What is needed: Every line of the material that follows must be printed again exactly.

Input records:
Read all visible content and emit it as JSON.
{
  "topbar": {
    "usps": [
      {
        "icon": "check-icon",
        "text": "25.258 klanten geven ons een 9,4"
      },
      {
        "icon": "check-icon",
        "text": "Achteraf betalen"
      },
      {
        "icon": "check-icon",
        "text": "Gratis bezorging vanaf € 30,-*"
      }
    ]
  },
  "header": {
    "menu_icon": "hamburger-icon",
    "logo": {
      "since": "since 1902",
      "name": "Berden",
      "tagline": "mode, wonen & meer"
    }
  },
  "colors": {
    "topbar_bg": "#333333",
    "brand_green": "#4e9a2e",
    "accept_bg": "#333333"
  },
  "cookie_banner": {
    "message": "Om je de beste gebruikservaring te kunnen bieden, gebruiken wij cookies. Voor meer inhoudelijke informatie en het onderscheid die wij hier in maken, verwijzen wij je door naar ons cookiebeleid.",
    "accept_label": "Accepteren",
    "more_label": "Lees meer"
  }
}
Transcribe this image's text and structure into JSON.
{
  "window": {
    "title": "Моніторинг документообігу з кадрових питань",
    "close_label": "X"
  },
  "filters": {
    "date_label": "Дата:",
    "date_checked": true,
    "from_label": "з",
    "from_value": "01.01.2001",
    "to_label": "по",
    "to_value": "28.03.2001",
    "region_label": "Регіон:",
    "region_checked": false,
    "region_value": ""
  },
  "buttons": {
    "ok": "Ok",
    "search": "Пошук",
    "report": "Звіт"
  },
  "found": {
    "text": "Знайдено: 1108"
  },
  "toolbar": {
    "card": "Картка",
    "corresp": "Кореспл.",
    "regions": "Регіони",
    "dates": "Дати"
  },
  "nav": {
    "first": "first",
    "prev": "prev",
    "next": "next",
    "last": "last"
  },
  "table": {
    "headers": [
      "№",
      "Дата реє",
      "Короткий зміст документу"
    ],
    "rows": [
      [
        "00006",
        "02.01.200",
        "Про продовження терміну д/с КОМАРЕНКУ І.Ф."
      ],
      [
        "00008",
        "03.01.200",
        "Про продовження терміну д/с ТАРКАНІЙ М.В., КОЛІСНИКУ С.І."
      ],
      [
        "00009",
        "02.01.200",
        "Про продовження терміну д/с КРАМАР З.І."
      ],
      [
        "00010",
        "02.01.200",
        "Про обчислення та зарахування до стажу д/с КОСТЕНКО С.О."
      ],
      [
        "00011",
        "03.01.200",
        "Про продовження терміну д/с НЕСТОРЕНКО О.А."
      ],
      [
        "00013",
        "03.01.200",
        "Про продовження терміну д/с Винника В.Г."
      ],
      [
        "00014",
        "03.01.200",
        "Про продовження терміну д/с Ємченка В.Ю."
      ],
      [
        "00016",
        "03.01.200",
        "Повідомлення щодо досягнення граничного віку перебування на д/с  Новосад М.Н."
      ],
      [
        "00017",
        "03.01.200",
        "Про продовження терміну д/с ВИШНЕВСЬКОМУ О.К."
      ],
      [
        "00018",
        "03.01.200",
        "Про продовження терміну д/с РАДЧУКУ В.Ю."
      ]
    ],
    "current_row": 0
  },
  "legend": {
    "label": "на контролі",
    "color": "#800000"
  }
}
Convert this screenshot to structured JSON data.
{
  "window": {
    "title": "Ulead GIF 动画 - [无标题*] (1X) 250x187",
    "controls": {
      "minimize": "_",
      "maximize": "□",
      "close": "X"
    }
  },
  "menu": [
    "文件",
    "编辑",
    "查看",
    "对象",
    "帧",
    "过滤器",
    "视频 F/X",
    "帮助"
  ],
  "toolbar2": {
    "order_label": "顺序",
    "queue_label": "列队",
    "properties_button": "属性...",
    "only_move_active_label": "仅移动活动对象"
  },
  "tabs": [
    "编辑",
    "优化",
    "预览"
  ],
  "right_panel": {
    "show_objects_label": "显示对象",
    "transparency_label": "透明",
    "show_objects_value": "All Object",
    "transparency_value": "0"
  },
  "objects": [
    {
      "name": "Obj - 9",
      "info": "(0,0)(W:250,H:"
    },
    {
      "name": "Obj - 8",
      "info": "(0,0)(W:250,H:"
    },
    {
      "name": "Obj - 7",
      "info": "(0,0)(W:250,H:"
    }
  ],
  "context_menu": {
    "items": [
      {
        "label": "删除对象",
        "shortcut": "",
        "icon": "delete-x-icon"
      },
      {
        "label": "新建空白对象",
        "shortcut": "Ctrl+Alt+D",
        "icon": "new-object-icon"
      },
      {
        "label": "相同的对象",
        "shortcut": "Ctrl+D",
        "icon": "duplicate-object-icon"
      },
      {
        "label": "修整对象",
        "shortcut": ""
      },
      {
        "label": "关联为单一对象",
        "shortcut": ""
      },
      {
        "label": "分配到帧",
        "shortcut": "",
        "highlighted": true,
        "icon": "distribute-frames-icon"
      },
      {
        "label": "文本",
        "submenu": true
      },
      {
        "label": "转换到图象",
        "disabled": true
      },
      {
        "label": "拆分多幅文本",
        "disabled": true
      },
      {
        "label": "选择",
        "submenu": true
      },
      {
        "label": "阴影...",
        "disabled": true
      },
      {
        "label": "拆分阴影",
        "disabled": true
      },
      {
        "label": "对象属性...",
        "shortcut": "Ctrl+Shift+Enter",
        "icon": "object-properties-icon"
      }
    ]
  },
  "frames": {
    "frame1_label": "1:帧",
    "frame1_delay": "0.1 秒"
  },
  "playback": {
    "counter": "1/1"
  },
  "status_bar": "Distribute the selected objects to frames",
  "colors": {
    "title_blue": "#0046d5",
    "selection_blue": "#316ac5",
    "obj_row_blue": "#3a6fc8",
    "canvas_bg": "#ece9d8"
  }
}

Response:
Read all visible content and emit it as JSON.
{
  "topbar": {
    "usps": [
      {
        "icon": "check-icon",
        "text": "25.258 klanten geven ons een 9,4"
      },
      {
        "icon": "check-icon",
        "text": "Achteraf betalen"
      },
      {
        "icon": "check-icon",
        "text": "Gratis bezorging vanaf € 30,-*"
      }
    ]
  },
  "header": {
    "menu_icon": "hamburger-icon",
    "logo": {
      "since": "since 1902",
      "name": "Berden",
      "tagline": "mode, wonen & meer"
    }
  },
  "colors": {
    "topbar_bg": "#333333",
    "brand_green": "#4e9a2e",
    "accept_bg": "#333333"
  },
  "cookie_banner": {
    "message": "Om je de beste gebruikservaring te kunnen bieden, gebruiken wij cookies. Voor meer inhoudelijke informatie en het onderscheid die wij hier in maken, verwijzen wij je door naar ons cookiebeleid.",
    "accept_label": "Accepteren",
    "more_label": "Lees meer"
  }
}
Transcribe this image's text and structure into JSON.
{
  "window": {
    "title": "Моніторинг документообігу з кадрових питань",
    "close_label": "X"
  },
  "filters": {
    "date_label": "Дата:",
    "date_checked": true,
    "from_label": "з",
    "from_value": "01.01.2001",
    "to_label": "по",
    "to_value": "28.03.2001",
    "region_label": "Регіон:",
    "region_checked": false,
    "region_value": ""
  },
  "buttons": {
    "ok": "Ok",
    "search": "Пошук",
    "report": "Звіт"
  },
  "found": {
    "text": "Знайдено: 1108"
  },
  "toolbar": {
    "card": "Картка",
    "corresp": "Кореспл.",
    "regions": "Регіони",
    "dates": "Дати"
  },
  "nav": {
    "first": "first",
    "prev": "prev",
    "next": "next",
    "last": "last"
  },
  "table": {
    "headers": [
      "№",
      "Дата реє",
      "Короткий зміст документу"
    ],
    "rows": [
      [
        "00006",
        "02.01.200",
        "Про продовження терміну д/с КОМАРЕНКУ І.Ф."
      ],
      [
        "00008",
        "03.01.200",
        "Про продовження терміну д/с ТАРКАНІЙ М.В., КОЛІСНИКУ С.І."
      ],
      [
        "00009",
        "02.01.200",
        "Про продовження терміну д/с КРАМАР З.І."
      ],
      [
        "00010",
        "02.01.200",
        "Про обчислення та зарахування до стажу д/с КОСТЕНКО С.О."
      ],
      [
        "00011",
        "03.01.200",
        "Про продовження терміну д/с НЕСТОРЕНКО О.А."
      ],
      [
        "00013",
        "03.01.200",
        "Про продовження терміну д/с Винника В.Г."
      ],
      [
        "00014",
        "03.01.200",
        "Про продовження терміну д/с Ємченка В.Ю."
      ],
      [
        "00016",
        "03.01.200",
        "Повідомлення щодо досягнення граничного віку перебування на д/с  Новосад М.Н."
      ],
      [
        "00017",
        "03.01.200",
        "Про продовження терміну д/с ВИШНЕВСЬКОМУ О.К."
      ],
      [
        "00018",
        "03.01.200",
        "Про продовження терміну д/с РАДЧУКУ В.Ю."
      ]
    ],
    "current_row": 0
  },
  "legend": {
    "label": "на контролі",
    "color": "#800000"
  }
}
Convert this screenshot to structured JSON data.
{
  "window": {
    "title": "Ulead GIF 动画 - [无标题*] (1X) 250x187",
    "controls": {
      "minimize": "_",
      "maximize": "□",
      "close": "X"
    }
  },
  "menu": [
    "文件",
    "编辑",
    "查看",
    "对象",
    "帧",
    "过滤器",
    "视频 F/X",
    "帮助"
  ],
  "toolbar2": {
    "order_label": "顺序",
    "queue_label": "列队",
    "properties_button": "属性...",
    "only_move_active_label": "仅移动活动对象"
  },
  "tabs": [
    "编辑",
    "优化",
    "预览"
  ],
  "right_panel": {
    "show_objects_label": "显示对象",
    "transparency_label": "透明",
    "show_objects_value": "All Object",
    "transparency_value": "0"
  },
  "objects": [
    {
      "name": "Obj - 9",
      "info": "(0,0)(W:250,H:"
    },
    {
      "name": "Obj - 8",
      "info": "(0,0)(W:250,H:"
    },
    {
      "name": "Obj - 7",
      "info": "(0,0)(W:250,H:"
    }
  ],
  "context_menu": {
    "items": [
      {
        "label": "删除对象",
        "shortcut": "",
        "icon": "delete-x-icon"
      },
      {
        "label": "新建空白对象",
        "shortcut": "Ctrl+Alt+D",
        "icon": "new-object-icon"
      },
      {
        "label": "相同的对象",
        "shortcut": "Ctrl+D",
        "icon": "duplicate-object-icon"
      },
      {
        "label": "修整对象",
        "shortcut": ""
      },
      {
        "label": "关联为单一对象",
        "shortcut": ""
      },
      {
        "label": "分配到帧",
        "shortcut": "",
        "highlighted": true,
        "icon": "distribute-frames-icon"
      },
      {
        "label": "文本",
        "submenu": true
      },
      {
        "label": "转换到图象",
        "disabled": true
      },
      {
        "label": "拆分多幅文本",
        "disabled": true
      },
      {
        "label": "选择",
        "submenu": true
      },
      {
        "label": "阴影...",
        "disabled": true
      },
      {
        "label": "拆分阴影",
        "disabled": true
      },
      {
        "label": "对象属性...",
        "shortcut": "Ctrl+Shift+Enter",
        "icon": "object-properties-icon"
      }
    ]
  },
  "frames": {
    "frame1_label": "1:帧",
    "frame1_delay": "0.1 秒"
  },
  "playback": {
    "counter": "1/1"
  },
  "status_bar": "Distribute the selected objects to frames",
  "colors": {
    "title_blue": "#0046d5",
    "selection_blue": "#316ac5",
    "obj_row_blue": "#3a6fc8",
    "canvas_bg": "#ece9d8"
  }
}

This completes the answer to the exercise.